* **Stated task**: Below is a set of records; print all of them exactly as written.

▶

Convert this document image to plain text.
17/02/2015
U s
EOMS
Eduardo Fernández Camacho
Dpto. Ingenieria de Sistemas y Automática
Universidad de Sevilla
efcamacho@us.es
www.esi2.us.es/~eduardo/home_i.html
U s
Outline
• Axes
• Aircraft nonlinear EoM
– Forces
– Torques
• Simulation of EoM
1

◀

* **Exercise solution**:
Convert this document image to plain text.
17/02/2015
U s
EOMS
Eduardo Fernández Camacho
Dpto. Ingenieria de Sistemas y Automática
Universidad de Sevilla
efcamacho@us.es
www.esi2.us.es/~eduardo/home_i.html
U s
Outline
• Axes
• Aircraft nonlinear EoM
– Forces
– Torques
• Simulation of EoM
1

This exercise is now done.